start EXTRACTED TEXT

We improved this model with scripts, configuration management, Infrastructure as Code, and immutable images. GitOps takes the next step: it turns Git into the reviewed and versioned declaration of what our systems should look like, then uses software agents to continuously reconcile reality with that declaration.

That makes GitOps much more than “YAML in a repository.” It is an operating model for making infrastructure visible, reproducible, auditable, and less dependent on privileged individuals.

What GitOps Actually Is

GitOps applies familiar software development practices to infrastructure and operations. The desired state of a system is declared in version control. Changes are proposed through commits and pull requests. Automated checks validate them. Controllers compare the declared state with the running system and continuously work to close the difference.

A useful GitOps model has four properties:

  1. The desired state is declarative. We describe what should exist, not a sequence of manual steps someone must remember.
  2. The desired state is versioned. Changes have authors, timestamps, reviews, and history.
  3. Changes are applied automatically. An agent pulls approved state from the repository instead of relying on an operator to push changes from a laptop.
  4. The system is continuously reconciled. Drift is detected and corrected, not merely discovered during the next deployment.

Git is the source of truth for intent. The running environment remains the source of truth for reality. GitOps connects the two through a reconciliation loop.

That distinction is important. A green pull request does not prove that production is healthy. It proves that a proposed declaration passed its checks. The controller and the platform must still report whether the desired state was accepted, applied, and became operational.

end EXTRACTED TEXT
start DATA EXTRACT

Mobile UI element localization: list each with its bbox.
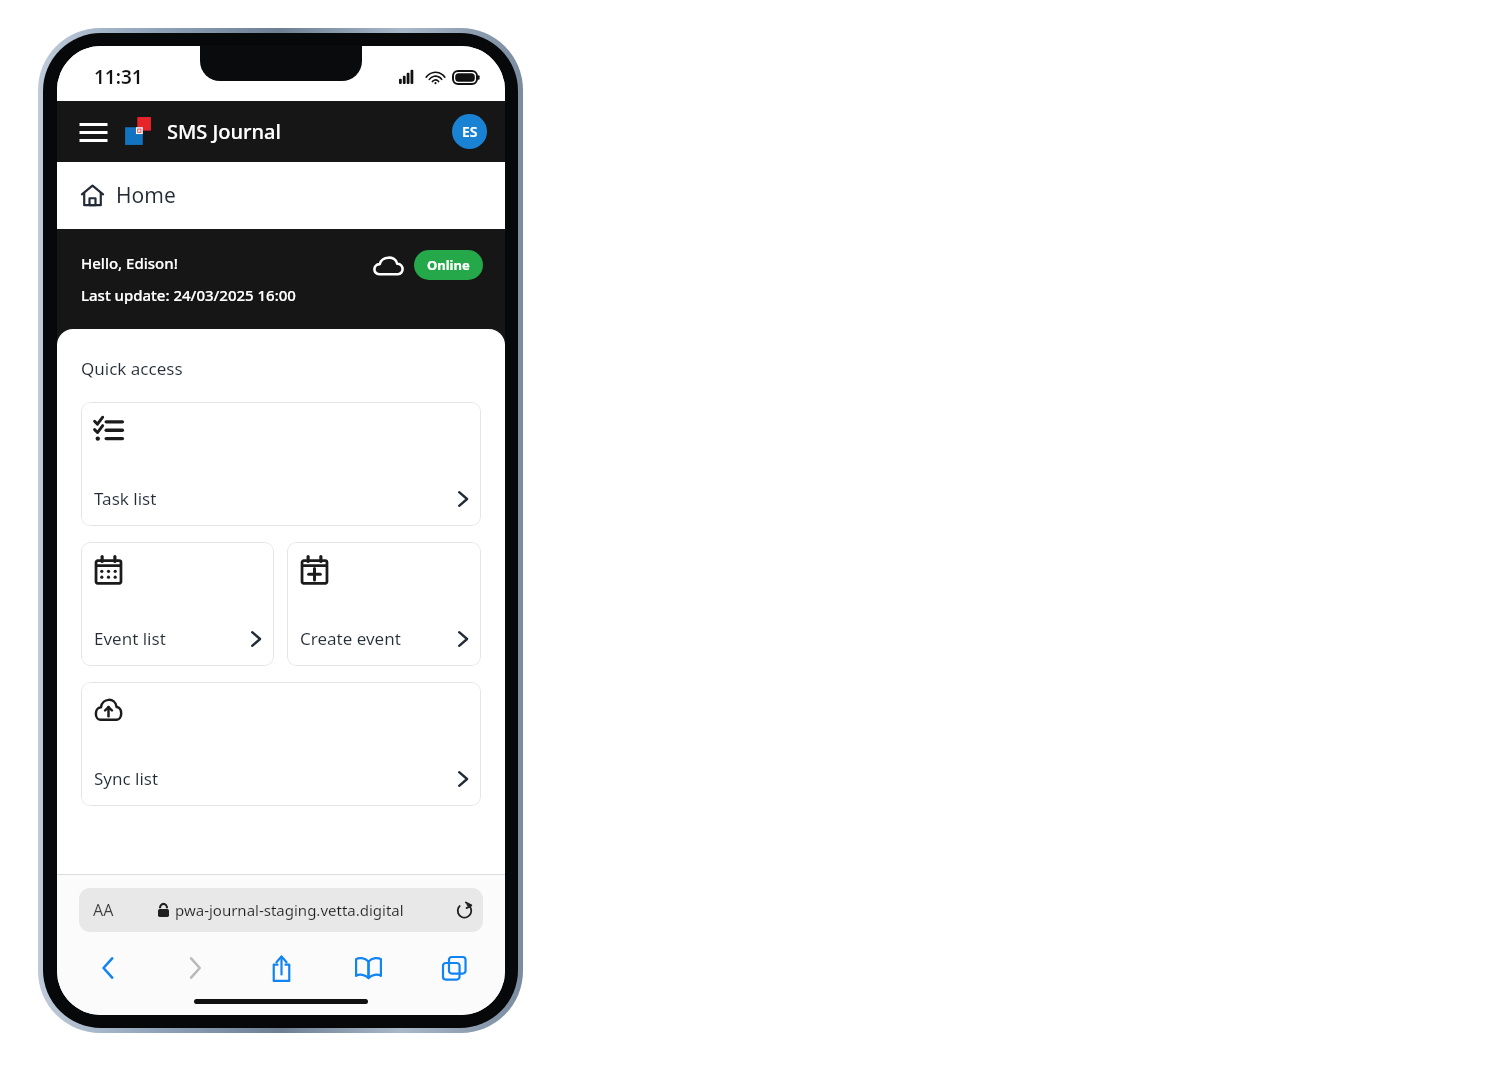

end DATA EXTRACT

EXERCISE BRIEF:
Answer these questions from the GitOps text above:
1. According to the text, GitOps as an operating model makes infrastructure visible and what else?
2. Under the third property, where does an agent pull approved state from?
3. What does a green pull request prove?

TASK ANSWER:
1. Reproducible, auditable, and less dependent on privileged individuals.
2. From the repository.
3. That a proposed declaration passed its checks.